• **Page text**
---+---

Devices to Be Implanted

  • Options for closure and postoperative care: In general, there are no implants used during SDR, but many units do leave a dural onlay graft in situ and some may choose to plate the laminotomy back in situ before closure. Some units will also place routine epidural catheters for pain management postoperatively.
    Ancillary/Specialized Equipment
  • Neurophysiological monitoring team: Reserve the neurophysiologist, EMG stimulator, and physiotherapist (some units use their physiotherapist to palpate muscle contractions during stimulation part of procedure) for the surgery.
  • IOM during surgery for the mapping procedure: In the past, various authors have published on the use of nerve conduction testing (such as H-reflex and F-reflex) and its value during surgery, but this is not routinely performed (27, 42).
  • Operative microscope: Useful to aid in the fascicular dissection and meticulous watertight dural closure.

---+---

Saved data entries:
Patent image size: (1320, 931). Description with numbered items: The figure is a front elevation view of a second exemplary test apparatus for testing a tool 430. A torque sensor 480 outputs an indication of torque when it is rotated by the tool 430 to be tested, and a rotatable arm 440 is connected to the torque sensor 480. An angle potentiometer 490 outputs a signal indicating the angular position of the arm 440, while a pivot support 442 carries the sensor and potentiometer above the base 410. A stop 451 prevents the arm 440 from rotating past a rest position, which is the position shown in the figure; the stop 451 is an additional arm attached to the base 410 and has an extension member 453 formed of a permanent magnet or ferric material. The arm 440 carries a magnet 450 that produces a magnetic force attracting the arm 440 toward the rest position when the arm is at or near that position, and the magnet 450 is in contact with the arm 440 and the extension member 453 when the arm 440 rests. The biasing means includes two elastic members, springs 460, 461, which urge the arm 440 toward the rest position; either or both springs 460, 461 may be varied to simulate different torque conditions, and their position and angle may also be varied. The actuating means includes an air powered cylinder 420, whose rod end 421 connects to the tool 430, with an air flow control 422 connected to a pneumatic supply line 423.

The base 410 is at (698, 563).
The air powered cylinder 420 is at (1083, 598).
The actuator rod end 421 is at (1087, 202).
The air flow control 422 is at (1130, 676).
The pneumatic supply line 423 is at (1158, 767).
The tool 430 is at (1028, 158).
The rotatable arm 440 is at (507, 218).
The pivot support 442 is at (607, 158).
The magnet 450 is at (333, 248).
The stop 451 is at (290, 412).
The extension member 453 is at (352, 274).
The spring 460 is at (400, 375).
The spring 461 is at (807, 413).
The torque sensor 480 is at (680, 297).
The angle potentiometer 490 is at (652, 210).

---+---

• **Work instructions**
1 – Please repeat the portion of the SDR equipment text starting with "Ancillary/Specialized Equipment" and going on through "for the surgery.".
2 – Answer these questions from the SDR equipment text:
(a) What do some units routinely place for postoperative pain management?
(b) Which two examples of nerve conduction testing are named?
(c) What two tasks is the operative microscope useful for?
3 – According to the SDR equipment text, why is the physiotherapist reserved for the surgery along with the neurophysiologist and EMG stimulator?

• **Task responses**
1 –
Ancillary/Specialized Equipment
  • Neurophysiological monitoring team: Reserve the neurophysiologist, EMG stimulator, and physiotherapist (some units use their physiotherapist to palpate muscle contractions during stimulation part of procedure) for the surgery.

2 –
(a) Epidural catheters.
(b) H-reflex and F-reflex.
(c) Fascicular dissection and meticulous watertight dural closure.

3 – Some units use their physiotherapist to palpate muscle contractions during the stimulation part of the procedure.